— What is required —
Identify the lines bearing the string "name" and gather them.

— Data extract —
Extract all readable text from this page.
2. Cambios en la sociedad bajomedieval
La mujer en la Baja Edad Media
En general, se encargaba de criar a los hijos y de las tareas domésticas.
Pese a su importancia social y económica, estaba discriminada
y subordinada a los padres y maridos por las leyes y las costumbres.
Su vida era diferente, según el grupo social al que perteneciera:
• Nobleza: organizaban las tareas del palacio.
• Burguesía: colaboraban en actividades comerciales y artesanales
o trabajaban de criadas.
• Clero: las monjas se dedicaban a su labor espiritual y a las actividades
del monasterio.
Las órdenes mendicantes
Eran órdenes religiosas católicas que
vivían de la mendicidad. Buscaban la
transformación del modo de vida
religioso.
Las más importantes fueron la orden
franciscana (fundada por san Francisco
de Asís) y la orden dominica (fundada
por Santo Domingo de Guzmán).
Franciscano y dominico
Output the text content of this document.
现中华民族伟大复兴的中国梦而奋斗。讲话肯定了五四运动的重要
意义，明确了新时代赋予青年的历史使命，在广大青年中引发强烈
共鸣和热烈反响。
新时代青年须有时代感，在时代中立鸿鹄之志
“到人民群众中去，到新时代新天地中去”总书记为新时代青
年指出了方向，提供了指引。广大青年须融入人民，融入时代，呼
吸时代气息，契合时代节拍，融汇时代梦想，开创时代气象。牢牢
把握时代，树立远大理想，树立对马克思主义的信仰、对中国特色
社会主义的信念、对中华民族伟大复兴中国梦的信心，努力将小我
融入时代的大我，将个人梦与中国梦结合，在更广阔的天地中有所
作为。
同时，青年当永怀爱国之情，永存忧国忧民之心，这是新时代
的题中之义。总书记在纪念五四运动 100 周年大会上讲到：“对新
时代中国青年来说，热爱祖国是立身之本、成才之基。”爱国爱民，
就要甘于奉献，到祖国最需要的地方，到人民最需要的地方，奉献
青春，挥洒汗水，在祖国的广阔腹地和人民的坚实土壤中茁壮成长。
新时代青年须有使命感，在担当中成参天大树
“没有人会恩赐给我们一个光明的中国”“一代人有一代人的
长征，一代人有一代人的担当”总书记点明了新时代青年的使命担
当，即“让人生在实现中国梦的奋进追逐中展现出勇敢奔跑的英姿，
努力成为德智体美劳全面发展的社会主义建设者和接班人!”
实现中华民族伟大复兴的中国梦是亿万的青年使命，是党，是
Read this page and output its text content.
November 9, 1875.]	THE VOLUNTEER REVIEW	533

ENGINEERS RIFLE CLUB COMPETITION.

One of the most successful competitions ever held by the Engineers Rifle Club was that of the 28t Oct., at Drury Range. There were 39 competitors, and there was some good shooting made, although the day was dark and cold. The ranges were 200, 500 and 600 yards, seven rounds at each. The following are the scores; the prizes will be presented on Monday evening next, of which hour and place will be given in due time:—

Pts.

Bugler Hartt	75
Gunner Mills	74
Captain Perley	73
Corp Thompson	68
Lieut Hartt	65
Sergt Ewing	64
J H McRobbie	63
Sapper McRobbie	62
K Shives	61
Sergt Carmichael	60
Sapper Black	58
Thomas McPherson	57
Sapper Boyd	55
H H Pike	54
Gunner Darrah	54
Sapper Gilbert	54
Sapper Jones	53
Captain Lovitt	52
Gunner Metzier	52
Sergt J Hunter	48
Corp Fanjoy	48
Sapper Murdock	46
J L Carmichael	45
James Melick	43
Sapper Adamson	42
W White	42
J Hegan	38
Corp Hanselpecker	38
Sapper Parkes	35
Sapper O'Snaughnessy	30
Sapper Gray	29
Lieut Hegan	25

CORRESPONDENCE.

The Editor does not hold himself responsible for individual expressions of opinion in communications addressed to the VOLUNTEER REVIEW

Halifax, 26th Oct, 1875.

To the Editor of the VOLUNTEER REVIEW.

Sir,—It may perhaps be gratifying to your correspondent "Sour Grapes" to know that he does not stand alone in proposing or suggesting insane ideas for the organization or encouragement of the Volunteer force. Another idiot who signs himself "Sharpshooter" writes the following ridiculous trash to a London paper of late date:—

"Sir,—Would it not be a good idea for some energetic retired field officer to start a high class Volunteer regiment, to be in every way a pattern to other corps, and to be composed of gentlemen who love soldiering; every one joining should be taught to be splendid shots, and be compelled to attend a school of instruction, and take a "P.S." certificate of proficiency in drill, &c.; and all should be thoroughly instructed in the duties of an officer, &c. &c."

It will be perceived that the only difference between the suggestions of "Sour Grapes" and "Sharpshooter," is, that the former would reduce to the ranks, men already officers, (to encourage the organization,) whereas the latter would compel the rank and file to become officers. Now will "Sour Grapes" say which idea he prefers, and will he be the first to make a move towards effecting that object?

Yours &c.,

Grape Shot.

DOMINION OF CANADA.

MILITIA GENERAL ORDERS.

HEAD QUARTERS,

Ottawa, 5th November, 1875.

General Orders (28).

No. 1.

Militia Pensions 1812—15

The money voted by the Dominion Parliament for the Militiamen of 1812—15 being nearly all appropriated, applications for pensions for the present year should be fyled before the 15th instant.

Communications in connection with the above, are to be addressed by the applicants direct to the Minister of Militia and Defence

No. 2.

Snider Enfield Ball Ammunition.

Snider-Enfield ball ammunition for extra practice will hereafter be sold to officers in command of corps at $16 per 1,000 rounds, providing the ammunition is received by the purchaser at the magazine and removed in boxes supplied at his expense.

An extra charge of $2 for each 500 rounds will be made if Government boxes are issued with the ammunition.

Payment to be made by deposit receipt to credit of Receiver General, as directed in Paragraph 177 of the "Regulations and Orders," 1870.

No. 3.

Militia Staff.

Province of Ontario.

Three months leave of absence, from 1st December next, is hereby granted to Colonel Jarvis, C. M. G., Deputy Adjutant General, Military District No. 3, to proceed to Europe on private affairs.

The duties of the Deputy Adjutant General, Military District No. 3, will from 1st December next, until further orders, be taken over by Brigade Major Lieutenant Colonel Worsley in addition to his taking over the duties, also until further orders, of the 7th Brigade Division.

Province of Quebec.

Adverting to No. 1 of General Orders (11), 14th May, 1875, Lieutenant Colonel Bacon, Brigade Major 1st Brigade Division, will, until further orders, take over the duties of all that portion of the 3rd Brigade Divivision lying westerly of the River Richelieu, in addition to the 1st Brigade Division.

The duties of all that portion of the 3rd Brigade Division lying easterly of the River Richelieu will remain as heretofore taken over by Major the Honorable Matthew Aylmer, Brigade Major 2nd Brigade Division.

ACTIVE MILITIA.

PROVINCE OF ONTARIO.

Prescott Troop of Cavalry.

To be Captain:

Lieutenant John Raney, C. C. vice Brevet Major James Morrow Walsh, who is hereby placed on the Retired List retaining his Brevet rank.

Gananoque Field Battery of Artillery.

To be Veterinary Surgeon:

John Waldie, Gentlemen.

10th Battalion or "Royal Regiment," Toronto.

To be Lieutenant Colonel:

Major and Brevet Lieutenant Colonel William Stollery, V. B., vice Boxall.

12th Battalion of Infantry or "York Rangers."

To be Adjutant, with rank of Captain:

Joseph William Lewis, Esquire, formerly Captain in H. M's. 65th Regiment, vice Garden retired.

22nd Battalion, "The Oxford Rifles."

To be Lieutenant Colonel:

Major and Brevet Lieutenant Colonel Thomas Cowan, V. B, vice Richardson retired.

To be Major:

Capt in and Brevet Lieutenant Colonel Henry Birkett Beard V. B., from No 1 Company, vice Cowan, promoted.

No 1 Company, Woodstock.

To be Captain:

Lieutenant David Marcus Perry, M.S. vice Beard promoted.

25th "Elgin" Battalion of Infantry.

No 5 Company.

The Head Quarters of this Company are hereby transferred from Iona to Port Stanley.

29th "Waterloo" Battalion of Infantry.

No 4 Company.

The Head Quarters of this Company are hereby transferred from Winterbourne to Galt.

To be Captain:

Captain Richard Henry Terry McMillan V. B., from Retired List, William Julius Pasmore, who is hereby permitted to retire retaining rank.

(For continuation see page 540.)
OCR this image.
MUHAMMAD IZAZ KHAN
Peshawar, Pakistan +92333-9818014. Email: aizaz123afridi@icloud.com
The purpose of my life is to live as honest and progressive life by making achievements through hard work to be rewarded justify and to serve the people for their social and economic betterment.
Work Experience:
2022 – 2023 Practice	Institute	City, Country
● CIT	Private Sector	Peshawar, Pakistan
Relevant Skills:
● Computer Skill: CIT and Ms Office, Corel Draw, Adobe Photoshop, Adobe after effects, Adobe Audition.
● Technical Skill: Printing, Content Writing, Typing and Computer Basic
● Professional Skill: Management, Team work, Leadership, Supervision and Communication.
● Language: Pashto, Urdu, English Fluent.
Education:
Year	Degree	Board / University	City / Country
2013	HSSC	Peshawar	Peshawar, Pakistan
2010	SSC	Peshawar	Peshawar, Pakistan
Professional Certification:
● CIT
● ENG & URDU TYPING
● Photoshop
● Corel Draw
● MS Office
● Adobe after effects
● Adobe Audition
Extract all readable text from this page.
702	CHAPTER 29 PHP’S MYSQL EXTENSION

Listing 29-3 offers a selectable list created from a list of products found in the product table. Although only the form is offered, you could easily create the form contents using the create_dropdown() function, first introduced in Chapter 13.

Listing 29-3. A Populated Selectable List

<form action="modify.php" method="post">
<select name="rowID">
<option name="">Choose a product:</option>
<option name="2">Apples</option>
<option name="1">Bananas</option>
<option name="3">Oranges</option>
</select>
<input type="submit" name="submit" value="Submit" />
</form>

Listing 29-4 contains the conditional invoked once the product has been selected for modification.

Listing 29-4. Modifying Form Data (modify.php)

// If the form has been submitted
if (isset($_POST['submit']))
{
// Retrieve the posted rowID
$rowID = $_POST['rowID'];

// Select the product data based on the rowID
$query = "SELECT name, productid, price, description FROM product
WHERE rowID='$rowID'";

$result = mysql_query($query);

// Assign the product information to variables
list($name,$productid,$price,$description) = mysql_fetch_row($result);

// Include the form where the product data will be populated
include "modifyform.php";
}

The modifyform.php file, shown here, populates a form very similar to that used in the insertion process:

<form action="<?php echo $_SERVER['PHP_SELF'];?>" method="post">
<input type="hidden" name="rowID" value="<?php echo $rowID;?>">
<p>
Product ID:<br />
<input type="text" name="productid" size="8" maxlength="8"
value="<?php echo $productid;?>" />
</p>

— Response for this exercise —
<select name="rowID">
<option name="">Choose a product:</option>
<option name="2">Apples</option>
<option name="1">Bananas</option>
<option name="3">Oranges</option>
<input type="submit" name="submit" value="Submit" />
$query = "SELECT name, productid, price, description FROM product
list($name,$productid,$price,$description) = mysql_fetch_row($result);
<input type="hidden" name="rowID" value="<?php echo $rowID;?>">
<input type="text" name="productid" size="8" maxlength="8"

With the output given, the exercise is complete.